** begin **

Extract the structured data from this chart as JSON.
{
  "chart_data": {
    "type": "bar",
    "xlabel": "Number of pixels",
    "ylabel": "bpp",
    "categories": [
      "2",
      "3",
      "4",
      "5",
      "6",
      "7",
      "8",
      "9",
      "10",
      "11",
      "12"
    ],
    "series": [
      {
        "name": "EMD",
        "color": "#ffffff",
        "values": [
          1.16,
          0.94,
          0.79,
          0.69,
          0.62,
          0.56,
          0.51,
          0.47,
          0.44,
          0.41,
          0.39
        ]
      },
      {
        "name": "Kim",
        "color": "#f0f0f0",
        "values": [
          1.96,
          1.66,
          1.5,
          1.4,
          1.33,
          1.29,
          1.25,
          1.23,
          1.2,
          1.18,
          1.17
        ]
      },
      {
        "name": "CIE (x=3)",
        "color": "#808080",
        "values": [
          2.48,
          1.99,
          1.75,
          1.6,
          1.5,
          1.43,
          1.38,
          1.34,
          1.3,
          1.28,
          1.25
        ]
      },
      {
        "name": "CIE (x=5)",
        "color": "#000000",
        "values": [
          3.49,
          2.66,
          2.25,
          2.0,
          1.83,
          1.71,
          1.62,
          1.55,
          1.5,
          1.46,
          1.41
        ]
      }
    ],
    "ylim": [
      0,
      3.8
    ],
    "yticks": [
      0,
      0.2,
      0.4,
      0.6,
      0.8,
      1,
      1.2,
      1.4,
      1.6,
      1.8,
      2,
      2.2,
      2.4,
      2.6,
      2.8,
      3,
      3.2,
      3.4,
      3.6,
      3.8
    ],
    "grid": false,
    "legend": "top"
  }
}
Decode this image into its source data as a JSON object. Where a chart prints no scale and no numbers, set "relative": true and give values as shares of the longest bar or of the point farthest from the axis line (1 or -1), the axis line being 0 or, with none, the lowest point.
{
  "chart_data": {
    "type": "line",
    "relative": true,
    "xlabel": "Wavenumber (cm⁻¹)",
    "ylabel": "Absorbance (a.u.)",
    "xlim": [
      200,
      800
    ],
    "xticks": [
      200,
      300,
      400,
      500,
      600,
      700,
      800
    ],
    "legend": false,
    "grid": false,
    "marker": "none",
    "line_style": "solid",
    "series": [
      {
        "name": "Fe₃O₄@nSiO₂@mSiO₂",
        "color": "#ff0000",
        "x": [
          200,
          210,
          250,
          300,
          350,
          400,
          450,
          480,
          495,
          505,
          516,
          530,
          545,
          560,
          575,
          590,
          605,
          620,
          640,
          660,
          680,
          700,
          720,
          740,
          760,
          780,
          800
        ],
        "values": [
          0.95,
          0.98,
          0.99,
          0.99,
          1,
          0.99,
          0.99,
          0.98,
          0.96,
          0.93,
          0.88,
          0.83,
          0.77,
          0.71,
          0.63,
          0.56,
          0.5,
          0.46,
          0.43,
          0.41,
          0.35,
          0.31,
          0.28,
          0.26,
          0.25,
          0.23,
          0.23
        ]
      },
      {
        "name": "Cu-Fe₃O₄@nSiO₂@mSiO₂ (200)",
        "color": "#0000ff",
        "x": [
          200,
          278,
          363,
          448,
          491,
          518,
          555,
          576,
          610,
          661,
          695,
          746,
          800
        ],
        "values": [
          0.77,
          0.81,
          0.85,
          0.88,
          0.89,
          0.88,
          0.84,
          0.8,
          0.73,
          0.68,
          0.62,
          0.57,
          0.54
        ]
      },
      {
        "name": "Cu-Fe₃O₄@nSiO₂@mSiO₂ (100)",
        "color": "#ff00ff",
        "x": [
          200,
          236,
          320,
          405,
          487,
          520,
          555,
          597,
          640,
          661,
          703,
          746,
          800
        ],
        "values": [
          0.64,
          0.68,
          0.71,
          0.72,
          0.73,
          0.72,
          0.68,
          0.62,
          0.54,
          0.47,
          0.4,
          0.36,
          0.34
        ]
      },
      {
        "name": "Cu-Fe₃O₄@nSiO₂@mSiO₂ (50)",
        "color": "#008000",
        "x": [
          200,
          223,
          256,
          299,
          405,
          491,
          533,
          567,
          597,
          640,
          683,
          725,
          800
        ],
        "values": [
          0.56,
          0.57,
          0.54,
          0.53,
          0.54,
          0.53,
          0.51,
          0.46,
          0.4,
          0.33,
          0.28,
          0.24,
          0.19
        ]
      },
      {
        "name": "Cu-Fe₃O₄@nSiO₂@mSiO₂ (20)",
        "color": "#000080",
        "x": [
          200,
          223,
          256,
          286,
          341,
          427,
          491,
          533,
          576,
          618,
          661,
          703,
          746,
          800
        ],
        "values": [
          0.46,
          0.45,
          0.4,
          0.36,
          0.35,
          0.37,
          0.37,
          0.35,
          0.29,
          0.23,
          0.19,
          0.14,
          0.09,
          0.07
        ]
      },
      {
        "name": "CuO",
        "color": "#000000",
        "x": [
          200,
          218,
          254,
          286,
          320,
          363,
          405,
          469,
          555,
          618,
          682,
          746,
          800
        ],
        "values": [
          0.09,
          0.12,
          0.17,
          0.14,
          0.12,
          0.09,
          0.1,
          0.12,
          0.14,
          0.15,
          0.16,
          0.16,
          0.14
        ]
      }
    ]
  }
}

** end **

- What you are asked to do -
List all lines holding the string "xlabel".

- Exercise solution -
    "xlabel": "Number of pixels",
    "xlabel": "Wavenumber (cm⁻¹)",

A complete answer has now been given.